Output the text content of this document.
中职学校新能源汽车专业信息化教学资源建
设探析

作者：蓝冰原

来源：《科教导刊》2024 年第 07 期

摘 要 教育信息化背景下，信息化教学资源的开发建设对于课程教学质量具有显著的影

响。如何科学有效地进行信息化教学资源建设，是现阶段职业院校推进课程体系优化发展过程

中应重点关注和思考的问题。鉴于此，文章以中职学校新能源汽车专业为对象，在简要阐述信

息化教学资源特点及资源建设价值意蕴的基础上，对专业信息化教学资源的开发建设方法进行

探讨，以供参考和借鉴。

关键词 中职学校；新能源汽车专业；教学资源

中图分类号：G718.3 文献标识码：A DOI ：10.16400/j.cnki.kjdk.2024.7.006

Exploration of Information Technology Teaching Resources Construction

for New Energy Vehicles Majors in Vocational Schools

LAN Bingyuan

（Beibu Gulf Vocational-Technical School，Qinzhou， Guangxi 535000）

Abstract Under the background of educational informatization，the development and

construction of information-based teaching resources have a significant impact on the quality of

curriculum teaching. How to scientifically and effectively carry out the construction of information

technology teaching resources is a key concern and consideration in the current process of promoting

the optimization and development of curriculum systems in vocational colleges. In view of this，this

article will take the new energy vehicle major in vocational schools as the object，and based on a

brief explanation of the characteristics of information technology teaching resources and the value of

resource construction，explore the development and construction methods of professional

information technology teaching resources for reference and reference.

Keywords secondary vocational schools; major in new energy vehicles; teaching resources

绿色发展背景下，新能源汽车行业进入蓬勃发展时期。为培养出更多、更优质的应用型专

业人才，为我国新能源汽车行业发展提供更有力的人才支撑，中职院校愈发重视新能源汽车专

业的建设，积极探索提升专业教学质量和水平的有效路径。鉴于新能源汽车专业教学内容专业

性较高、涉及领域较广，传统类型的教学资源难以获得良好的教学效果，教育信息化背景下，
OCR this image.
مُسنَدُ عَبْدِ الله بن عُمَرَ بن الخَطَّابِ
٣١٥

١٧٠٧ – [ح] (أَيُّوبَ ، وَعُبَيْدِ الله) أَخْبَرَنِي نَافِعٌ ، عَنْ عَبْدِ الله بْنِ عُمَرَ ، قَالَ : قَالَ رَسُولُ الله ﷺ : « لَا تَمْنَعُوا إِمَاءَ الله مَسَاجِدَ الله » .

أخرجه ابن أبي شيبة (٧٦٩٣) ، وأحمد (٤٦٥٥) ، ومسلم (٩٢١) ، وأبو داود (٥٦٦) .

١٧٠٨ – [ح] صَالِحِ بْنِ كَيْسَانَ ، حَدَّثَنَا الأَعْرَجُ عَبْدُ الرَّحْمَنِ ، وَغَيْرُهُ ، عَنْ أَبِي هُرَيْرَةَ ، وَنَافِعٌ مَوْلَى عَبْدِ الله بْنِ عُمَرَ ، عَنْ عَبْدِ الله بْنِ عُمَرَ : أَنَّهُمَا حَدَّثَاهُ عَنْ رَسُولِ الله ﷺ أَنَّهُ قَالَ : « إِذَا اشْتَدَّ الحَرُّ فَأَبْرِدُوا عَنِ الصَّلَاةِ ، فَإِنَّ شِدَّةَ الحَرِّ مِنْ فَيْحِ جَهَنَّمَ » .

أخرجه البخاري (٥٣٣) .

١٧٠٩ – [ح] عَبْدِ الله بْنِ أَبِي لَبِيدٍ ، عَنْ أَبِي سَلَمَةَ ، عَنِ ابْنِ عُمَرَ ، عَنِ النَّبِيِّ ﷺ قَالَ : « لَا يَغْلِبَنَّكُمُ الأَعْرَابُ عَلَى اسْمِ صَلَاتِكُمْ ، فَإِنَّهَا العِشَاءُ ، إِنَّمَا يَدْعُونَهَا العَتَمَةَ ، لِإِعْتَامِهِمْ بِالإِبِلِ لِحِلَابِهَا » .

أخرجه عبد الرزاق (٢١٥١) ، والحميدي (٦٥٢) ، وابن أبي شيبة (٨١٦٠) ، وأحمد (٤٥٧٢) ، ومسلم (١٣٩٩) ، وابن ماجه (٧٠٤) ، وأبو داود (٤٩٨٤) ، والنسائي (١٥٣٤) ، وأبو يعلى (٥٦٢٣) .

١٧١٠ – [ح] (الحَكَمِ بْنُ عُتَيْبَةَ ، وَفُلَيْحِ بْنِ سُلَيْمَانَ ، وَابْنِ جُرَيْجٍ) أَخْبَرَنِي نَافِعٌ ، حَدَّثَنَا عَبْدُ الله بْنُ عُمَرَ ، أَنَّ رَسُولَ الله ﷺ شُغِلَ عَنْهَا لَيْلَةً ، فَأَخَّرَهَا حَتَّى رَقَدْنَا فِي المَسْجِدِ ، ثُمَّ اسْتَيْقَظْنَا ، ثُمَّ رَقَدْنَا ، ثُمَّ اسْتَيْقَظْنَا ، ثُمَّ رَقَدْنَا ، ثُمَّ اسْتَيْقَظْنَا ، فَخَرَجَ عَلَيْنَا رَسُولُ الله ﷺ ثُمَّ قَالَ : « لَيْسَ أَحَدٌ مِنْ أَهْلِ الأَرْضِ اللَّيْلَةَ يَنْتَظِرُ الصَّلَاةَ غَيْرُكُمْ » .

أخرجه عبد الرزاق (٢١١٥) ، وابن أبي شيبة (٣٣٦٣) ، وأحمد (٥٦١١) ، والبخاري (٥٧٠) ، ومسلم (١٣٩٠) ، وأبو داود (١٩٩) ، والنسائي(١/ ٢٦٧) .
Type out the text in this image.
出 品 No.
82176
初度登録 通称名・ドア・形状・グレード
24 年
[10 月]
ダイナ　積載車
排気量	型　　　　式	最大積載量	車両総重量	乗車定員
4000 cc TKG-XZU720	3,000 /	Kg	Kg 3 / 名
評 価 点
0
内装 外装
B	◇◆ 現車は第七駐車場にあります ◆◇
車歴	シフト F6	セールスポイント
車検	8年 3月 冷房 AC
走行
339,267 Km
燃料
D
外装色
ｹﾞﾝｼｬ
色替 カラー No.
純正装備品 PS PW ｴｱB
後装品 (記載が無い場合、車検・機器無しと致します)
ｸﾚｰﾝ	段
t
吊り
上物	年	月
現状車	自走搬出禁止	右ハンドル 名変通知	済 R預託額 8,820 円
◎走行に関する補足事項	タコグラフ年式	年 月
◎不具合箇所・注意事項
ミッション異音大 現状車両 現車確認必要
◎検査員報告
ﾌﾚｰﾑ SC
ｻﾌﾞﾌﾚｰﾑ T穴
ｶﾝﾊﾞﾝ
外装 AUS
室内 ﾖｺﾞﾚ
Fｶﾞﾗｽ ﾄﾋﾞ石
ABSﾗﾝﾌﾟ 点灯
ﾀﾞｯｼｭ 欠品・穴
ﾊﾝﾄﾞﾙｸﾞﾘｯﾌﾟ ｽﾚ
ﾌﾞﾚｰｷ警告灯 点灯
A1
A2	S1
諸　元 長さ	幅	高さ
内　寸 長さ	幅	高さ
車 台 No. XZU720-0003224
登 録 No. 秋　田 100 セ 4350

________________

Given request -> Where a line contains the string "والنسائي", extract that line.

Result of this task ->
أخرجه عبد الرزاق (٢١٥١) ، والحميدي (٦٥٢) ، وابن أبي شيبة (٨١٦٠) ، وأحمد (٤٥٧٢) ، ومسلم (١٣٩٩) ، وابن ماجه (٧٠٤) ، وأبو داود (٤٩٨٤) ، والنسائي (١٥٣٤) ، وأبو يعلى (٥٦٢٣) .
أخرجه عبد الرزاق (٢١١٥) ، وابن أبي شيبة (٣٣٦٣) ، وأحمد (٥٦١١) ، والبخاري (٥٧٠) ، ومسلم (١٣٩٠) ، وأبو داود (١٩٩) ، والنسائي(١/ ٢٦٧) .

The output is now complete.